YOUR INSTRUCTIONS
Omit the pictures, please, and give each record below again exactly.

DATA RECORDS
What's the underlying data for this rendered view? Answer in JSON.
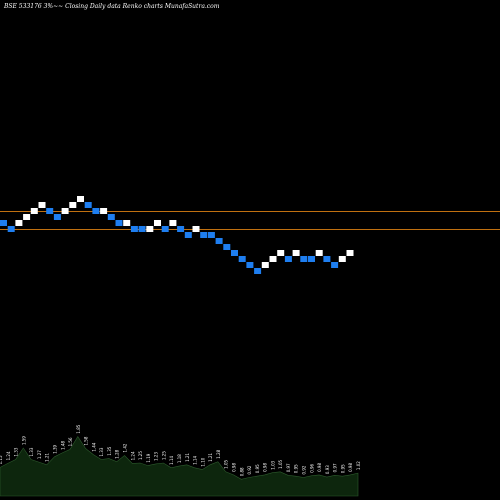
{
  "header": {
    "title": "BSE 533176  3%~~ Closing Daily data  Renko  charts MunafaSutra.com"
  },
  "colors": {
    "background": "#000000",
    "up_brick": "#ffffff",
    "down_brick": "#1e7ef0",
    "reference_line": "#c07010",
    "volume_fill": "#0d260d",
    "volume_outline": "#2c5a2c",
    "text": "#ffffff"
  },
  "chart_data": [
    {
      "type": "renko",
      "title": "BSE 533176  3%~~ Closing Daily data  Renko  charts MunafaSutra.com",
      "brick_size_percent": 3,
      "brick_levels": [
        0,
        -1,
        0,
        1,
        2,
        3,
        2,
        1,
        2,
        3,
        4,
        3,
        2,
        2,
        1,
        0,
        0,
        -1,
        -1,
        -1,
        0,
        -1,
        0,
        -1,
        -2,
        -1,
        -2,
        -2,
        -3,
        -4,
        -5,
        -6,
        -7,
        -8,
        -7,
        -6,
        -5,
        -6,
        -5,
        -6,
        -6,
        -5,
        -6,
        -7,
        -6,
        -5
      ],
      "brick_colors": [
        "down",
        "down",
        "up",
        "up",
        "up",
        "up",
        "down",
        "down",
        "up",
        "up",
        "up",
        "down",
        "down",
        "up",
        "down",
        "down",
        "up",
        "down",
        "down",
        "up",
        "up",
        "down",
        "up",
        "down",
        "down",
        "up",
        "down",
        "down",
        "down",
        "down",
        "down",
        "down",
        "down",
        "down",
        "up",
        "up",
        "up",
        "down",
        "up",
        "down",
        "down",
        "up",
        "down",
        "down",
        "up",
        "up"
      ],
      "reference_levels": [
        2,
        -1
      ],
      "grid": false
    },
    {
      "type": "area",
      "series": [
        {
          "values": [
            1.15,
            1.24,
            1.33,
            1.59,
            1.33,
            1.27,
            1.21,
            1.39,
            1.48,
            1.56,
            1.85,
            1.58,
            1.44,
            1.33,
            1.35,
            1.28,
            1.42,
            1.24,
            1.25,
            1.19,
            1.23,
            1.25,
            1.14,
            1.18,
            1.21,
            1.14,
            1.1,
            1.21,
            1.28,
            1.05,
            0.98,
            0.88,
            0.92,
            0.95,
            0.98,
            1.03,
            1.05,
            0.97,
            0.95,
            0.92,
            0.96,
            0.98,
            0.93,
            0.97,
            0.95,
            0.98,
            1.02
          ]
        }
      ],
      "data_labels": [
        "1.15",
        "1.24",
        "1.33",
        "1.59",
        "1.33",
        "1.27",
        "1.21",
        "1.39",
        "1.48",
        "1.56",
        "1.85",
        "1.58",
        "1.44",
        "1.33",
        "1.35",
        "1.28",
        "1.42",
        "1.24",
        "1.25",
        "1.19",
        "1.23",
        "1.25",
        "1.14",
        "1.18",
        "1.21",
        "1.14",
        "1.10",
        "1.21",
        "1.28",
        "1.05",
        "0.98",
        "0.88",
        "0.92",
        "0.95",
        "0.98",
        "1.03",
        "1.05",
        "0.97",
        "0.95",
        "0.92",
        "0.96",
        "0.98",
        "0.93",
        "0.97",
        "0.95",
        "0.98",
        "1.02"
      ]
    }
  ]
}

CORRECT RESPONSE
What's the underlying data for this rendered view? Answer in JSON.
{
  "header": {
    "title": "BSE 533176  3%~~ Closing Daily data  Renko  charts MunafaSutra.com"
  },
  "colors": {
    "background": "#000000",
    "up_brick": "#ffffff",
    "down_brick": "#1e7ef0",
    "reference_line": "#c07010",
    "volume_fill": "#0d260d",
    "volume_outline": "#2c5a2c",
    "text": "#ffffff"
  },
  "chart_data": [
    {
      "type": "renko",
      "title": "BSE 533176  3%~~ Closing Daily data  Renko  charts MunafaSutra.com",
      "brick_size_percent": 3,
      "brick_levels": [
        0,
        -1,
        0,
        1,
        2,
        3,
        2,
        1,
        2,
        3,
        4,
        3,
        2,
        2,
        1,
        0,
        0,
        -1,
        -1,
        -1,
        0,
        -1,
        0,
        -1,
        -2,
        -1,
        -2,
        -2,
        -3,
        -4,
        -5,
        -6,
        -7,
        -8,
        -7,
        -6,
        -5,
        -6,
        -5,
        -6,
        -6,
        -5,
        -6,
        -7,
        -6,
        -5
      ],
      "brick_colors": [
        "down",
        "down",
        "up",
        "up",
        "up",
        "up",
        "down",
        "down",
        "up",
        "up",
        "up",
        "down",
        "down",
        "up",
        "down",
        "down",
        "up",
        "down",
        "down",
        "up",
        "up",
        "down",
        "up",
        "down",
        "down",
        "up",
        "down",
        "down",
        "down",
        "down",
        "down",
        "down",
        "down",
        "down",
        "up",
        "up",
        "up",
        "down",
        "up",
        "down",
        "down",
        "up",
        "down",
        "down",
        "up",
        "up"
      ],
      "reference_levels": [
        2,
        -1
      ],
      "grid": false
    },
    {
      "type": "area",
      "series": [
        {
          "values": [
            1.15,
            1.24,
            1.33,
            1.59,
            1.33,
            1.27,
            1.21,
            1.39,
            1.48,
            1.56,
            1.85,
            1.58,
            1.44,
            1.33,
            1.35,
            1.28,
            1.42,
            1.24,
            1.25,
            1.19,
            1.23,
            1.25,
            1.14,
            1.18,
            1.21,
            1.14,
            1.1,
            1.21,
            1.28,
            1.05,
            0.98,
            0.88,
            0.92,
            0.95,
            0.98,
            1.03,
            1.05,
            0.97,
            0.95,
            0.92,
            0.96,
            0.98,
            0.93,
            0.97,
            0.95,
            0.98,
            1.02
          ]
        }
      ],
      "data_labels": [
        "1.15",
        "1.24",
        "1.33",
        "1.59",
        "1.33",
        "1.27",
        "1.21",
        "1.39",
        "1.48",
        "1.56",
        "1.85",
        "1.58",
        "1.44",
        "1.33",
        "1.35",
        "1.28",
        "1.42",
        "1.24",
        "1.25",
        "1.19",
        "1.23",
        "1.25",
        "1.14",
        "1.18",
        "1.21",
        "1.14",
        "1.10",
        "1.21",
        "1.28",
        "1.05",
        "0.98",
        "0.88",
        "0.92",
        "0.95",
        "0.98",
        "1.03",
        "1.05",
        "0.97",
        "0.95",
        "0.92",
        "0.96",
        "0.98",
        "0.93",
        "0.97",
        "0.95",
        "0.98",
        "1.02"
      ]
    }
  ]
}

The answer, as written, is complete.